*Requests*.
(a) In the forum thread on campsites near Plymouth, which site did one poster use when catching the ferry from Plymouth to Bilbao?
(b) Go on with the forum thread on campsites near Plymouth, picking up after its final sentence.

# Sites in Plymouth/Saltash area please



## peterandirene (May 9, 2005)

Need to go to Plymouth next week for a few days on family business. Can anyone recommend a site with hardstand and electric please?

Thanks

Peter and Irene


----------



## 88901 (May 10, 2005)

*Sites in Plymouth/Saltash*

When we were catching the ferry from Plymouth to Bilbao we used the CC CL at Furze park Farm 01752 347239 it was quiet so they allowed us to park on the internal driveway where there was a hard surface, electrics were available


----------



## LadyJ (May 9, 2005)

Hi Peter and Irene,
Have a look at www.riversidecaravanpark.com I havent stayed here but have spoken to several people that have and they all say it is ideal for motorhomes and there is a bus into Plymouth from the site i think


----------



## Enodreven (Aug 29, 2005)

Hi, 

You can stay at the CC site in Looe and catch the bus into Plymouth, it takes about 1 hour, very picturest ride and very good value if you get the rover type ticket ??

The site is very good with sea views, we stayed there a few weeks ago

The bus ride is something else when you see just where they can get a double decker, 

Brian


----------



## 88812 (May 9, 2005)

We have used *Riverside* which is open all year several times and have always found it clean and tidy with lots of hardstandings and electric points. There is a park and ride, a large Sainsburys supermarket and several large stores(PC world,Halfords etc.) a few minutes walk from the site. There is also a good cycle/walkway on the disused railway which heads towards Yelverton.

*Recorded data*.
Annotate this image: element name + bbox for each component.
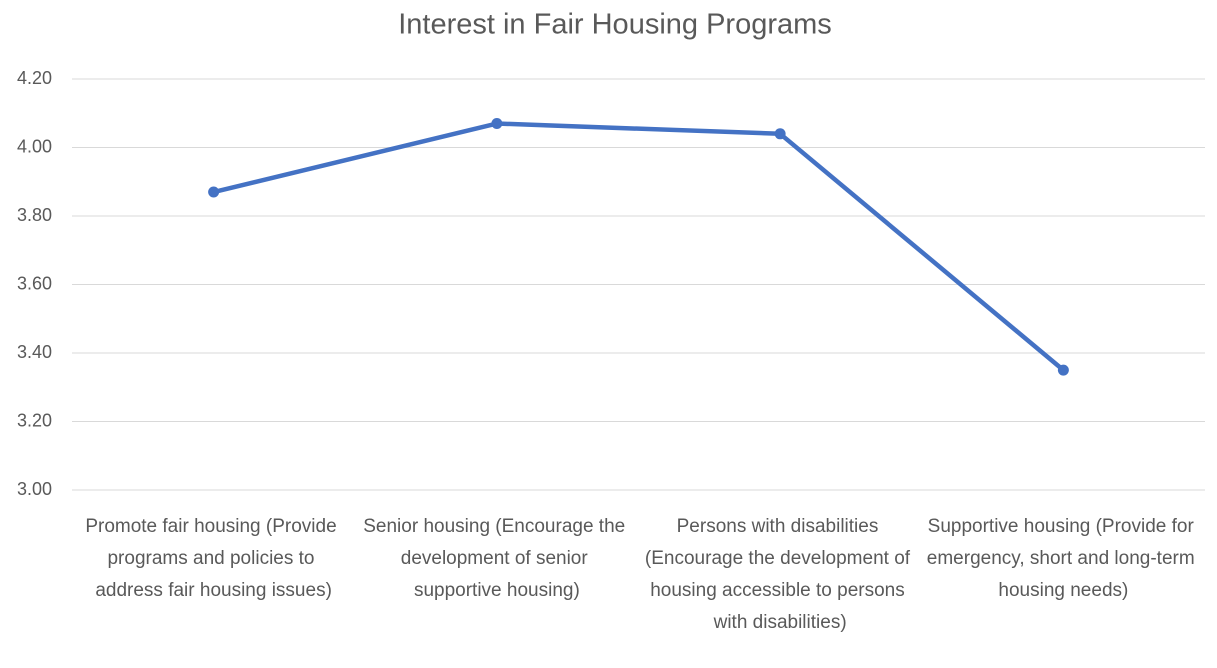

*Responses per task*.
(a) The CC CL at Furze Park Farm.

(b)
All the best Colin.


----------



## peterandirene (May 9, 2005)

Thanks for the speedy replies.

Dolbeare Caravan Park, Saltash and Riverside Caravan Park seem the best for us as we need to have easy access to Plymouth and Saltash.

Peter and Irene


----------



## Enodreven (Aug 29, 2005)

Hi, Peter and Irene

Let us know what the site is like, as the £40 per week until April looks very good, and if the site is OK, we may try it in a week or so ?

Brian


----------



## peterandirene (May 9, 2005)

Just back from Plymouth. Stayed 3 days at Riverside Caravan Site. As said before there are plenty of hard stands and electric points. There were quite a few motorhomes on site and lots of caravans, the caravans looked as if they were stored rather than being used. There are two toilet blocks which are very clean with cubicles, basins and showers (although the blocks are unheated). The site is hand for Sainsburys (10 min), park and ride (10 min), PC World and Homebase (10 min) and also the local ski slopes if you are so inclined  . There is a cycle path from close to the site and Plymbridge Woods (National Trust) is adjacent - great for dog walks, rambling etc.

I needed to hire a car and got one from Vospers Car Hire (10 mins) at less than £30 per day.

The site is close to a small industrial site, not in view, and there is some slight noise from it (24 hours) if the wind is in the wrong direction.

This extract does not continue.